▶ _Task to carry out_:
Count the lines in the data below that contain the string "info", treating uppercase and lowercase as different. Reply with the number alone.

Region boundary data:
__________
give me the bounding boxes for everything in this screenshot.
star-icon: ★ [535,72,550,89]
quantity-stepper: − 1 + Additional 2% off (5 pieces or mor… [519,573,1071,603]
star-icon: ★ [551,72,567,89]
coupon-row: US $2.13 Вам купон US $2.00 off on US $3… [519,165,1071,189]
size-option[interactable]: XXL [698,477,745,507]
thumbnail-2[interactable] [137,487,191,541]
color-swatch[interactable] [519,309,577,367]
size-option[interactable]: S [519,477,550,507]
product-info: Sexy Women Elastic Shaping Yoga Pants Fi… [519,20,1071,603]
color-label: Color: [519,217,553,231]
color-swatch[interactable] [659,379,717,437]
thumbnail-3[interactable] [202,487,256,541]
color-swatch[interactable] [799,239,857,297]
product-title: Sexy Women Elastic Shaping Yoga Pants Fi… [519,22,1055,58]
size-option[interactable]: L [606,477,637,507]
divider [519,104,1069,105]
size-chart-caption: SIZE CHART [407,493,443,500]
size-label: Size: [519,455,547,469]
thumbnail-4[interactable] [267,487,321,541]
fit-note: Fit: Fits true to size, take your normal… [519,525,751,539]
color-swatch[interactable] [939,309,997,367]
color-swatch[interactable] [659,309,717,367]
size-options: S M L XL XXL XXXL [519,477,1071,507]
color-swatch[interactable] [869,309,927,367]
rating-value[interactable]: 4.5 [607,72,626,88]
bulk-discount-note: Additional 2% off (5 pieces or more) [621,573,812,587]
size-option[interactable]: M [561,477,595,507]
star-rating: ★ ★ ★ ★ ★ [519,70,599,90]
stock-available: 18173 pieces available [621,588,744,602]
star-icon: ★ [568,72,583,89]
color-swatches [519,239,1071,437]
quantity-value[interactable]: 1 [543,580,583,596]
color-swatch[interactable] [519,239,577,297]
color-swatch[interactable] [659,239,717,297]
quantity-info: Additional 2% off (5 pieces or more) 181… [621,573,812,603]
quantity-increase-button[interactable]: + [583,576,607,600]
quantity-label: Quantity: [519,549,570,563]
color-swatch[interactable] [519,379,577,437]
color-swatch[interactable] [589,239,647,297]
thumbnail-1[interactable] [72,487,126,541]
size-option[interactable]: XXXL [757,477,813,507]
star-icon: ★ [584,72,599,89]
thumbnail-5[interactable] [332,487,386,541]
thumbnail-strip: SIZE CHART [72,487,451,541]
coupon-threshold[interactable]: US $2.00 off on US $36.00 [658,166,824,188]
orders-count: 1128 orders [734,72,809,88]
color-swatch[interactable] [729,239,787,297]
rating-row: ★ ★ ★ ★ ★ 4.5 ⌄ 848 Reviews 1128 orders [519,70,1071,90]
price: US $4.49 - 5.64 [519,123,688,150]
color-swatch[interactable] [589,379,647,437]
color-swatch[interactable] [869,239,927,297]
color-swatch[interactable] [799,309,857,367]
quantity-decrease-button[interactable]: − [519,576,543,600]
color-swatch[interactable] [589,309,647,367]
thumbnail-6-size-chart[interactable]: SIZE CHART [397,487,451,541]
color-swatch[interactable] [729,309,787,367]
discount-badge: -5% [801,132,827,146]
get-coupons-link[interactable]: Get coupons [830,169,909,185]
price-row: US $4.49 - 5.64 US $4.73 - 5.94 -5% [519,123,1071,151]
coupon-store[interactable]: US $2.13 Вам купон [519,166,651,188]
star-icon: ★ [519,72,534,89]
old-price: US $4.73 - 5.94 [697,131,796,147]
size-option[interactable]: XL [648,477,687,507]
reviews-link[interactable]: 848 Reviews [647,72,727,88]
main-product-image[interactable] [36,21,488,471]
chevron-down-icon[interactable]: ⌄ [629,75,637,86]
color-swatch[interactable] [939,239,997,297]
__________
▶ _Written answer_:
2